-- Begin Raw data --

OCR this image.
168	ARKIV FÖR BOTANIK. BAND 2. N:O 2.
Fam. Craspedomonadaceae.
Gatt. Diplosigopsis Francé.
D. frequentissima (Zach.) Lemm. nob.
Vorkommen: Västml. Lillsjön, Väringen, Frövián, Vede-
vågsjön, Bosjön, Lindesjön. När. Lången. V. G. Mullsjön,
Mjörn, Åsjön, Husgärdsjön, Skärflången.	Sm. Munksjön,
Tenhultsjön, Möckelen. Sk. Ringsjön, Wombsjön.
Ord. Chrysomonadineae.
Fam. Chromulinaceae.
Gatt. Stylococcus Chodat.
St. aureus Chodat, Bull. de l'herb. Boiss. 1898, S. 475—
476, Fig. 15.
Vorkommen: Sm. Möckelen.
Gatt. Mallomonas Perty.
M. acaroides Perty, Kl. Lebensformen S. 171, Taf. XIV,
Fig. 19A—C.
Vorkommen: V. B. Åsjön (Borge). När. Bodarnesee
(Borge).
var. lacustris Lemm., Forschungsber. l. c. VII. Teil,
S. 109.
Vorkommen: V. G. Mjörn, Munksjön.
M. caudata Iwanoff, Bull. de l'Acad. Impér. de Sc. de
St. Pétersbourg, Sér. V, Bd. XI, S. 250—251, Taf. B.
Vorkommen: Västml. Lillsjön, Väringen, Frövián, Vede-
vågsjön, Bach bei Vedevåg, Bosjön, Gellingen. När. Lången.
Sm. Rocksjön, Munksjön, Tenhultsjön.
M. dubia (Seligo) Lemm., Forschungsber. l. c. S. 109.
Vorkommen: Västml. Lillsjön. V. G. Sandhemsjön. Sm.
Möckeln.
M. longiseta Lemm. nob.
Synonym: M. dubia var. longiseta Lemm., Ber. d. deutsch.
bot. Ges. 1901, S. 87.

-- End Raw data --

◆ What the exercise asks: Extract all of the data shown above and repeat it verbatim.

◆ Solution:
OCR this image.
168	ARKIV FÖR BOTANIK. BAND 2. N:O 2.
Fam. Craspedomonadaceae.
Gatt. Diplosigopsis Francé.
D. frequentissima (Zach.) Lemm. nob.
Vorkommen: Västml. Lillsjön, Väringen, Frövián, Vede-
vågsjön, Bosjön, Lindesjön. När. Lången. V. G. Mullsjön,
Mjörn, Åsjön, Husgärdsjön, Skärflången.	Sm. Munksjön,
Tenhultsjön, Möckelen. Sk. Ringsjön, Wombsjön.
Ord. Chrysomonadineae.
Fam. Chromulinaceae.
Gatt. Stylococcus Chodat.
St. aureus Chodat, Bull. de l'herb. Boiss. 1898, S. 475—
476, Fig. 15.
Vorkommen: Sm. Möckelen.
Gatt. Mallomonas Perty.
M. acaroides Perty, Kl. Lebensformen S. 171, Taf. XIV,
Fig. 19A—C.
Vorkommen: V. B. Åsjön (Borge). När. Bodarnesee
(Borge).
var. lacustris Lemm., Forschungsber. l. c. VII. Teil,
S. 109.
Vorkommen: V. G. Mjörn, Munksjön.
M. caudata Iwanoff, Bull. de l'Acad. Impér. de Sc. de
St. Pétersbourg, Sér. V, Bd. XI, S. 250—251, Taf. B.
Vorkommen: Västml. Lillsjön, Väringen, Frövián, Vede-
vågsjön, Bach bei Vedevåg, Bosjön, Gellingen. När. Lången.
Sm. Rocksjön, Munksjön, Tenhultsjön.
M. dubia (Seligo) Lemm., Forschungsber. l. c. S. 109.
Vorkommen: Västml. Lillsjön. V. G. Sandhemsjön. Sm.
Möckeln.
M. longiseta Lemm. nob.
Synonym: M. dubia var. longiseta Lemm., Ber. d. deutsch.
bot. Ges. 1901, S. 87.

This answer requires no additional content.